PROMPT: Lines in which "Single" appears should be pulled from the data below.

Figure record extracts:

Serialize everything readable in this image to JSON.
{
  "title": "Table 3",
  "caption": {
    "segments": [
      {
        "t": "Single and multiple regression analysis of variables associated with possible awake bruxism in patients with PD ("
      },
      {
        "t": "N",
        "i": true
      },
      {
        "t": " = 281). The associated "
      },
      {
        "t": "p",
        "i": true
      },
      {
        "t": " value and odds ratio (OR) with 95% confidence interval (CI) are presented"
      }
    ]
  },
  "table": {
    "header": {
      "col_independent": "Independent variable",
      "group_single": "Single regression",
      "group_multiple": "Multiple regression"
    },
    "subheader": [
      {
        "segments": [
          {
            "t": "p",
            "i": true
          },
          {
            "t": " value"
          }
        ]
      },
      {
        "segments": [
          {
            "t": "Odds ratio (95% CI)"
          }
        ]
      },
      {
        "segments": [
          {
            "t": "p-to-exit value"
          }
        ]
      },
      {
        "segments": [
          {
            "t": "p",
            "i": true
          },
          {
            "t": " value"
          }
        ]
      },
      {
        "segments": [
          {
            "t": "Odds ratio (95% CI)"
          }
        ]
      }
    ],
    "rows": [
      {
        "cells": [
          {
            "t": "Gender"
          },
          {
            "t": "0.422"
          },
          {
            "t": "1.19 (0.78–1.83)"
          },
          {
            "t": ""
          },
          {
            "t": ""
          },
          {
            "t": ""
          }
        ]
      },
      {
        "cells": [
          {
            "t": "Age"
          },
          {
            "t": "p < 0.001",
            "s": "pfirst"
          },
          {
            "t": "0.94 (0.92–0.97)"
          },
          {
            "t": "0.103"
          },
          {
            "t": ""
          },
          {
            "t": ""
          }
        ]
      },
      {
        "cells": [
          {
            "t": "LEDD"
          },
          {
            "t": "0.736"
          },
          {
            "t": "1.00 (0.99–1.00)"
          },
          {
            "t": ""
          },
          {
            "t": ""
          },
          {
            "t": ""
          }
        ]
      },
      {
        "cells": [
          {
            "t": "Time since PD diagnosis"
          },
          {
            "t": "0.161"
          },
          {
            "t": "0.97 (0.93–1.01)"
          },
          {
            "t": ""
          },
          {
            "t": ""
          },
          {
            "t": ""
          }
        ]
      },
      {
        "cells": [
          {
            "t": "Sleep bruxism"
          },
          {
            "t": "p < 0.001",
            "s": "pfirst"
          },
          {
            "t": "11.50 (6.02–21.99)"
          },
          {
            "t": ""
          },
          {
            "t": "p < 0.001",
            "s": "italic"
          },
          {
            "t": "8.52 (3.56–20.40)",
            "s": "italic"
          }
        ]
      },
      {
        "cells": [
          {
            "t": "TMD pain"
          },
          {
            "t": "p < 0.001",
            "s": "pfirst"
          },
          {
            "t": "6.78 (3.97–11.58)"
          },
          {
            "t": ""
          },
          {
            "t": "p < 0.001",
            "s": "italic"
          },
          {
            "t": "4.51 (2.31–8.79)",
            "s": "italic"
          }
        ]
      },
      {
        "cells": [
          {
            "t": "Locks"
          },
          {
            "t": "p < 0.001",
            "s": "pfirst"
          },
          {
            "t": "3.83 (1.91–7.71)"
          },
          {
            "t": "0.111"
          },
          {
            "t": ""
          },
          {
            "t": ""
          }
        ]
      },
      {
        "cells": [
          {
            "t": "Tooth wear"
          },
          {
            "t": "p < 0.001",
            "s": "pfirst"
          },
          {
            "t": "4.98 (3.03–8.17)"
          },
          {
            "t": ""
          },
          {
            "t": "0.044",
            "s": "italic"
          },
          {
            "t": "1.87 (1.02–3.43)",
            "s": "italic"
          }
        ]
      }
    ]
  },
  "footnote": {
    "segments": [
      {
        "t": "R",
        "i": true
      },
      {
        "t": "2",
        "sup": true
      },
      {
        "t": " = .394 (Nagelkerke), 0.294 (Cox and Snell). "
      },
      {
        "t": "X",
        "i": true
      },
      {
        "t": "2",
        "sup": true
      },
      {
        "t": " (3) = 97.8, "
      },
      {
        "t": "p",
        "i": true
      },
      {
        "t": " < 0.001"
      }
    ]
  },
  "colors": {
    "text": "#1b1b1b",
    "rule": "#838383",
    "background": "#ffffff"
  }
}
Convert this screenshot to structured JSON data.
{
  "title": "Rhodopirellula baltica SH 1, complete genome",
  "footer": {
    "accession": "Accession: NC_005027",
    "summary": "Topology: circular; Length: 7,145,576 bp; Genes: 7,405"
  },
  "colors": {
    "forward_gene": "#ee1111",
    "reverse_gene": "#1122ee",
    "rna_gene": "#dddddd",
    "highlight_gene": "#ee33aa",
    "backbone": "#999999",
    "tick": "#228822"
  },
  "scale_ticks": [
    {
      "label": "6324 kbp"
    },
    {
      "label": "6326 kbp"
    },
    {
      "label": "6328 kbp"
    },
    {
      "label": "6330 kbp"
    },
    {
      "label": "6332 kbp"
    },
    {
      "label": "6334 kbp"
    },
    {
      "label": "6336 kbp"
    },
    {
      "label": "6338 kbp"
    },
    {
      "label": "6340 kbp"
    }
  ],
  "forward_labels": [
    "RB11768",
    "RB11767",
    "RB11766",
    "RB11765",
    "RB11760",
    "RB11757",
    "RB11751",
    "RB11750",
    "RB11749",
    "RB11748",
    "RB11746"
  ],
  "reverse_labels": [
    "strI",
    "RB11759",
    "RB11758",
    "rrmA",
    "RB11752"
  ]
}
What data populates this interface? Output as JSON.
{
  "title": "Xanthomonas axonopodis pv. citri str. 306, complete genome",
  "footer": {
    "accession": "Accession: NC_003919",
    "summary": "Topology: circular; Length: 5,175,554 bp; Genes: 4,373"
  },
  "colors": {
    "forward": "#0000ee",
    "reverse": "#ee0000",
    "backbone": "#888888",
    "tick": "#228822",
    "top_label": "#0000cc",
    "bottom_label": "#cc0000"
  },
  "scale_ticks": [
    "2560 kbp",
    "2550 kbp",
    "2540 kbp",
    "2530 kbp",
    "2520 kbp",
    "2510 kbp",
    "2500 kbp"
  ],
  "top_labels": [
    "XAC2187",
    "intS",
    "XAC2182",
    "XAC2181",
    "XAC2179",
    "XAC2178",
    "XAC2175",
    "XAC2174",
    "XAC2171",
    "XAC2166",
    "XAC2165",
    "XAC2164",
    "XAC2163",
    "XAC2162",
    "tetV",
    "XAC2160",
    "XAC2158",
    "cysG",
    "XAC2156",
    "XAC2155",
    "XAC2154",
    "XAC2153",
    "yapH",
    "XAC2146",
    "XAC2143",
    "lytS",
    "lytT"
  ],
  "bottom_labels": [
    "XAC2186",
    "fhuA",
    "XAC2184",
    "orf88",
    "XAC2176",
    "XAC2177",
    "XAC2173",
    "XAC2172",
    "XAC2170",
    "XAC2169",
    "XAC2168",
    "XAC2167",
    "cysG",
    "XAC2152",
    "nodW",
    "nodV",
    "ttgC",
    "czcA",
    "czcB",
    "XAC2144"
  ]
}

ANSWER SPACE:
        "t": "Single and multiple regression analysis of variables associated with possible awake bruxism in patients with PD ("
      "group_single": "Single regression",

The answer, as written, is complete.